AUFGABEN:
[1] Für welchen Betrag wird das Sportstudio laut dem Auszug zu den Urteilen des OLG Hamm verkauft?
[2] Schreiben Sie aus dem Auszug zu den Urteilen des OLG Hamm den Abschnitt von „OLG Hamm, Urteil vom 06.02.2023, Az: 2“ bis „hiergegen Berufung ein.“ wortgetreu ab.

QUELLENAUSZUG:
OLG Hamm, Urteil vom 06.02.2023, Az: 2 U 78/22

Der Verkäufer verkauft an den Käufer ein Sportstudio für 35.000,00 €. Schriftlich wird festgehalten, dass ein Betrag in Höhe von 5.000,00 € gezahlt wird. Die übrigen 30.000,00 € sollten in bar gezahlt werden. Dann erklärt der Verkäufer den Rücktritt vom Kaufvertrag. Der Käufer verklagt ihn auf Rückzahlung von 31.000,00  €. Er habe 1.000,00 € überwiesen und 30.000,00 € in bar übergeben. Das Landgericht verurteilt den Verkäufer auf Rückzahlung. Der Verkäufer legt hiergegen Berufung ein.

Mit Erfolg!

Der Vertrag ist nichtig, wenn mit ihm Steuern verkürzt werden sollten. Damit liegen die Voraussetzungen für das Entstehen eines Rückgewährschuldverhältnisses (wirksamer Kaufvertrag) nicht vor.

Unter Bezugnahme auf die Rechtsprechung des Bausenats des BGH zur Schwarzarbeit verneint das OLG die Verpflichtung zur Rückzahlung der gezahlten Beträge. Verbotswidrige Vereinbarungen verdienen generell keinen Schutz und führen zur Nichtigkeit des Vertrages. Den Parteien eines verbotswidrig geschlossenen Vertrages stehen weder Primär- noch Sekundäransprüche gleich aus welchem Rechtsgrund zu.

Diese Schutzlosigkeit der Vertragspartner sei gewollt und diene der Eindämmung solcher Rechtsgeschäfte. Der vorliegende Fall sei auch deshalb mit Verstößen gegen das Schwarzarbeitsbekämpfungsgesetz vergleichbar, weil auch hier der Wettbewerb verzerrt wurde. Der Verkäufer habe höher dotierte Angebote abgelehnt und sich für das günstigere Barangebot entschieden. Durch die Geldannahme hat er gegen ein gesetzliches Verbot verstoßen, so dass die Rückforderung ausgeschlossen sei.

Der VII. Zivilsenat des BGH (Bausenat) hat die Rechtsprechung aufgegeben, wonach ein Behalten des Geldes nicht mit Treu und Glauben vereinbar sei. Dem folgt das OLG, da dies erforderlich sei, um die Zielsetzung des Gesetzgebers zu fördern, die Steuerhinterziehung und die damit einhergehende Wettbewerbsverzerrung einzudämmen.

Hinweis:

Das vom OLG Hamm genannte Argument der Wettbewerbsverzerrung dürfte auch auf Immobiliengeschäfte unter Gewerbetreibenden anzuwenden sein.

OLG Hamm, Urteil vom 22.09.2022, Az: 24 U 65/21

Es soll in einem Wohnhaus der Boden erneuert werden. Der Auftragnehmer (AN) ist für die Herstellung der Fußbodenheizung verantwortlich. Nachdem die Fußbodenheizung installiert und der Estrich verlegt ist, meldet das darauffolgende Gewerk Bedenken an,  da seiner Auffassung nach die Funktionalität des Bodenaufbaus nicht gegeben ist. Die Ursache für die Funktionslosigkeit liegt darin begründet, dass der vor dem AN ausführende Vorunternehmer keine Lastverteilungsplatten unter der Fußbodenheizung eingebaut hat. Der Auftraggeber (AG) verlangt daraufhin vom AN (nicht vom Vorgewerk) Schadensersatz für die Kosten der Mangelbeseitigung, da er keinen Bedenkenhinweis erteilt hat.

BEREITGESTELLTE ZEILEN:
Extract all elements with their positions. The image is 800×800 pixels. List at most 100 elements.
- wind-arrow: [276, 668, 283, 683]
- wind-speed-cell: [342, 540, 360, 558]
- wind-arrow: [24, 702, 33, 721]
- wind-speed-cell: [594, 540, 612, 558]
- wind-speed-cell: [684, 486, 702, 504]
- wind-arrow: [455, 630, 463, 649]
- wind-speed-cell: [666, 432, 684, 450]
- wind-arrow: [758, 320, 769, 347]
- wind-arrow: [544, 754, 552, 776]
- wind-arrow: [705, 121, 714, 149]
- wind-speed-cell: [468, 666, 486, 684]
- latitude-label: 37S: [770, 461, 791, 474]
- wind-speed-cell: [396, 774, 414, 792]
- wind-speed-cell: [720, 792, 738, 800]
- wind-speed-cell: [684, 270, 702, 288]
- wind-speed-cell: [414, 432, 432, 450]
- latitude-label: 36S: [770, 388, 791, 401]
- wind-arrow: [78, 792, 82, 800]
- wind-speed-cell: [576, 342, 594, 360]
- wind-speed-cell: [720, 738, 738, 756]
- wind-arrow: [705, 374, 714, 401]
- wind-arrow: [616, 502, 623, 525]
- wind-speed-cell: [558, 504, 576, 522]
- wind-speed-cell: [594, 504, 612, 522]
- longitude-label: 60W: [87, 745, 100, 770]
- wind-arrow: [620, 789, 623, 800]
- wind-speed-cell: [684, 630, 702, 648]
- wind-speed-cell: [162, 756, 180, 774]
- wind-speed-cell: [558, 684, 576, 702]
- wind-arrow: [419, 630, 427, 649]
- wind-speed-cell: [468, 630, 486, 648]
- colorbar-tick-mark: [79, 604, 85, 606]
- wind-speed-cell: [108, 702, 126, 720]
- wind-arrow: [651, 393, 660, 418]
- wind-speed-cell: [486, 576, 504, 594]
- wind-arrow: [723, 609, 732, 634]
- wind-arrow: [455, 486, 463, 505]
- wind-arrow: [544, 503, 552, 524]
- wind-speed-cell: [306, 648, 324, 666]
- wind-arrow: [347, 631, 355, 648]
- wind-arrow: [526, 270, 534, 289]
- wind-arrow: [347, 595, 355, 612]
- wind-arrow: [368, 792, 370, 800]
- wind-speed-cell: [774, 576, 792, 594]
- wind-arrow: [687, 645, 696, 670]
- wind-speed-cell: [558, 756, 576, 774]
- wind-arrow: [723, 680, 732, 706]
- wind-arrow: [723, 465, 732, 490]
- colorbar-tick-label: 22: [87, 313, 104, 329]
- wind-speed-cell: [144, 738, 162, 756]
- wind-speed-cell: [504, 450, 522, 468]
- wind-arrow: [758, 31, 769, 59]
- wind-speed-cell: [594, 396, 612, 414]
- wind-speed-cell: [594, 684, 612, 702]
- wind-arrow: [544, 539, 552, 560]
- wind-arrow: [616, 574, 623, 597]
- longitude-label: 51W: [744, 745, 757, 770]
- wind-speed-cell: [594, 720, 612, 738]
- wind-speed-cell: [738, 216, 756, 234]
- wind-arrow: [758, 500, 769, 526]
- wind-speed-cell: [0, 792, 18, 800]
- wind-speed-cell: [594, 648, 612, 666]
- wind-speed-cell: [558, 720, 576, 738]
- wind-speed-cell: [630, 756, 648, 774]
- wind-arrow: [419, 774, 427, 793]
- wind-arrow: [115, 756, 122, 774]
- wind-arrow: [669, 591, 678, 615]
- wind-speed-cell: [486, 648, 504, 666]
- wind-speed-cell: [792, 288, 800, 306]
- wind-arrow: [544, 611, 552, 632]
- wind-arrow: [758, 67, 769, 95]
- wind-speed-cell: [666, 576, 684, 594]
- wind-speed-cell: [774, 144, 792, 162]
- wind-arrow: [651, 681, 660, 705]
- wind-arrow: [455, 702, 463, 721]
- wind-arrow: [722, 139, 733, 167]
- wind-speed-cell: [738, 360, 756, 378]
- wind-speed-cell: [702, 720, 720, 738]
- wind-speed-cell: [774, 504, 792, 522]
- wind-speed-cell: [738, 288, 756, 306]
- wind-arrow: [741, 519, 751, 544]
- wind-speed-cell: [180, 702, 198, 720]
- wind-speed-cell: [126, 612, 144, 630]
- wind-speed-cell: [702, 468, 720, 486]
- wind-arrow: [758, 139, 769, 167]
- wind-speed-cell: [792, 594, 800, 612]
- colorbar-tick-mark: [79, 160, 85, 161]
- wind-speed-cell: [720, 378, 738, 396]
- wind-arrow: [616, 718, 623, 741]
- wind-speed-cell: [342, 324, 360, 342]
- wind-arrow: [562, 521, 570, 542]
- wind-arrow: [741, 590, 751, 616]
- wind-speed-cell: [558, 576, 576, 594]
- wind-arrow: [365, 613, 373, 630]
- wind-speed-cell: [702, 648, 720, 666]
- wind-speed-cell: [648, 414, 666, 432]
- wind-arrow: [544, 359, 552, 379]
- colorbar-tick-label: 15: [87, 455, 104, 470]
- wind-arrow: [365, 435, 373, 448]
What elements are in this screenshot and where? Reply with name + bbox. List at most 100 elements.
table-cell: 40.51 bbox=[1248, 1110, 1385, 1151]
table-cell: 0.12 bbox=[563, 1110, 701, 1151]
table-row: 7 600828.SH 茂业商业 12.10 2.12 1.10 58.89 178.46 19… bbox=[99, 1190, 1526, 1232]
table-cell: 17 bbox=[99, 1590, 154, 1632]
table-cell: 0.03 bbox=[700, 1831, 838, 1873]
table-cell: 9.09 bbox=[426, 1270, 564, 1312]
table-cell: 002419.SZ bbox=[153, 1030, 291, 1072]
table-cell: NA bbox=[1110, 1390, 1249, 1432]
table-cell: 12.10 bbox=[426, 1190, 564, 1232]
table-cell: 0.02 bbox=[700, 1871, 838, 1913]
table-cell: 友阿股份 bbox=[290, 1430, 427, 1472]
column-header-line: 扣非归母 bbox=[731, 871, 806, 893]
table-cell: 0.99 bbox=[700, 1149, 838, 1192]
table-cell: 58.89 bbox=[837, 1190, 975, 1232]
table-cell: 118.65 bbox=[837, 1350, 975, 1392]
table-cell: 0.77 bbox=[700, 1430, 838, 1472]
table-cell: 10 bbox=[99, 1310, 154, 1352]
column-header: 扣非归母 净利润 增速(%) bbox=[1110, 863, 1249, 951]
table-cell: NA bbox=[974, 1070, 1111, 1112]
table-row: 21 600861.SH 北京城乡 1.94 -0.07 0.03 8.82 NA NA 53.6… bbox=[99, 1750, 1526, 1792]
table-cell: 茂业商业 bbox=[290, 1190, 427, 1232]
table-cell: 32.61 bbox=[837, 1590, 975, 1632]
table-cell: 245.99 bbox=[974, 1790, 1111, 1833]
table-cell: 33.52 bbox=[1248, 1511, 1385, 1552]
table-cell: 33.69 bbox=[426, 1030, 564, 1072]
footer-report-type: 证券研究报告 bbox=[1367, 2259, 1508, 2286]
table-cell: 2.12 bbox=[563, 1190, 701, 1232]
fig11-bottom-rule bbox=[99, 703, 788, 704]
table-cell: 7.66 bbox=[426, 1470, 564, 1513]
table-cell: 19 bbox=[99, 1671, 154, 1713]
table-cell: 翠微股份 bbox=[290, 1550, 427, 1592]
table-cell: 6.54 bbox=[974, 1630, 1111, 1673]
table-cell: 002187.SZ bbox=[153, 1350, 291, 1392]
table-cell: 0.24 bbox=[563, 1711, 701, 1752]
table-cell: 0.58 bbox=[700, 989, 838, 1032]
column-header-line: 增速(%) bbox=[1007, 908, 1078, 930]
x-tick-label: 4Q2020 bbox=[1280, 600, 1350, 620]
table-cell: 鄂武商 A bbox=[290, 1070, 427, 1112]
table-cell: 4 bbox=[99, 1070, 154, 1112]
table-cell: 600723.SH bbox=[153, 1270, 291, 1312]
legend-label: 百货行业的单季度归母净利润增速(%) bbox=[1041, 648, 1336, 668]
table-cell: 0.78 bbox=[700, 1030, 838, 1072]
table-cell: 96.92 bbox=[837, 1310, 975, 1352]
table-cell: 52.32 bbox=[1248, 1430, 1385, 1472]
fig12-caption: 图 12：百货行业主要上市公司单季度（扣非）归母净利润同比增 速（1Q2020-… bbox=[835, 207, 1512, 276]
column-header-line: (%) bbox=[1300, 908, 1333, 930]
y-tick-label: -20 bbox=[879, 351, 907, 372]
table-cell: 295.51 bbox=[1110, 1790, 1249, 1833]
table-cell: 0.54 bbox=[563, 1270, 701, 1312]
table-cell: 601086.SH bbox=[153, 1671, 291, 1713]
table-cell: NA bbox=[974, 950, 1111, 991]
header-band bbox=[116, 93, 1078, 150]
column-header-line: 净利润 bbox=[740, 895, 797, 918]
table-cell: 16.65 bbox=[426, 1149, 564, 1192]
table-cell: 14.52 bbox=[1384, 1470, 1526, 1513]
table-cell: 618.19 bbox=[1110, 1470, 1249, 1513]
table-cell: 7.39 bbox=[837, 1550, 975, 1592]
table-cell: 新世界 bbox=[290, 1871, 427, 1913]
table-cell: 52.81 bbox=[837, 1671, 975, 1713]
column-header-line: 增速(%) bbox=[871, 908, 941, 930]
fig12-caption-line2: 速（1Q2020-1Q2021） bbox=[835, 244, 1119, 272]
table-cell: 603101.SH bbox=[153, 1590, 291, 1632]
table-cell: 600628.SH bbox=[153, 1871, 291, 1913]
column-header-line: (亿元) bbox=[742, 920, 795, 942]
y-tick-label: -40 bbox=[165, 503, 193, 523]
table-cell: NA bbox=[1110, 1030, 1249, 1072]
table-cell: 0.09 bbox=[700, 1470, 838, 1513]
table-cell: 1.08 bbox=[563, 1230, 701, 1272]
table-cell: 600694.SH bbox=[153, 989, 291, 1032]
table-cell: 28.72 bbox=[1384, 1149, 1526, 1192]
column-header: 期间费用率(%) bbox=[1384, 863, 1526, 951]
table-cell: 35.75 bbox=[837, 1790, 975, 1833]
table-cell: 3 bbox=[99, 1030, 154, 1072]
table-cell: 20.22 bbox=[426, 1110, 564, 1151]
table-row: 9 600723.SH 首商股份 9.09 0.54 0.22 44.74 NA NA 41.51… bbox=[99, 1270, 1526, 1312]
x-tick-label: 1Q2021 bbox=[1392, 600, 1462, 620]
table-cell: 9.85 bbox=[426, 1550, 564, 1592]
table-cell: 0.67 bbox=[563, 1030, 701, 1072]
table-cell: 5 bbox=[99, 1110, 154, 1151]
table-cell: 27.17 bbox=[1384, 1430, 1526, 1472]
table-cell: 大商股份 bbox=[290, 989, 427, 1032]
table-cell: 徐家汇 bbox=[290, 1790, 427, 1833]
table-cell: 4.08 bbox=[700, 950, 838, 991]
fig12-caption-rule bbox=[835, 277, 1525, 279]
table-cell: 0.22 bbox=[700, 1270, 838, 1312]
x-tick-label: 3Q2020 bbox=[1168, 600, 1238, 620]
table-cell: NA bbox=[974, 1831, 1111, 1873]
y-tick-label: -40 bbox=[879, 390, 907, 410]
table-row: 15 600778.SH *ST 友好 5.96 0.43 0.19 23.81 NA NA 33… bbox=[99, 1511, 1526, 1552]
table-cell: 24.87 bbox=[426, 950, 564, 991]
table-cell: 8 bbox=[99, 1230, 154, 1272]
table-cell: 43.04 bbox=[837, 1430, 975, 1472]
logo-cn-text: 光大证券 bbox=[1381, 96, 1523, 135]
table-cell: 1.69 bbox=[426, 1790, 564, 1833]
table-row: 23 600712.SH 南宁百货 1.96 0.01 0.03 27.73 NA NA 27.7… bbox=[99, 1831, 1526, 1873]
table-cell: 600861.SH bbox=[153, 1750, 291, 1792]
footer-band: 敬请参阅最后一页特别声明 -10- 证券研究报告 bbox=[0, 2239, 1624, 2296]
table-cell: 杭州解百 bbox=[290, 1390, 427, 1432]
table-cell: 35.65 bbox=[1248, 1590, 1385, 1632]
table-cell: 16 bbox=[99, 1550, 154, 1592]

LÖSUNGEN IM EINZELNEN:
[1] Für 35.000,00 €.

[2]
OLG Hamm, Urteil vom 06.02.2023, Az: 2 U 78/22

Der Verkäufer verkauft an den Käufer ein Sportstudio für 35.000,00 €. Schriftlich wird festgehalten, dass ein Betrag in Höhe von 5.000,00 € gezahlt wird. Die übrigen 30.000,00 € sollten in bar gezahlt werden. Dann erklärt der Verkäufer den Rücktritt vom Kaufvertrag. Der Käufer verklagt ihn auf Rückzahlung von 31.000,00  €. Er habe 1.000,00 € überwiesen und 30.000,00 € in bar übergeben. Das Landgericht verurteilt den Verkäufer auf Rückzahlung. Der Verkäufer legt hiergegen Berufung ein.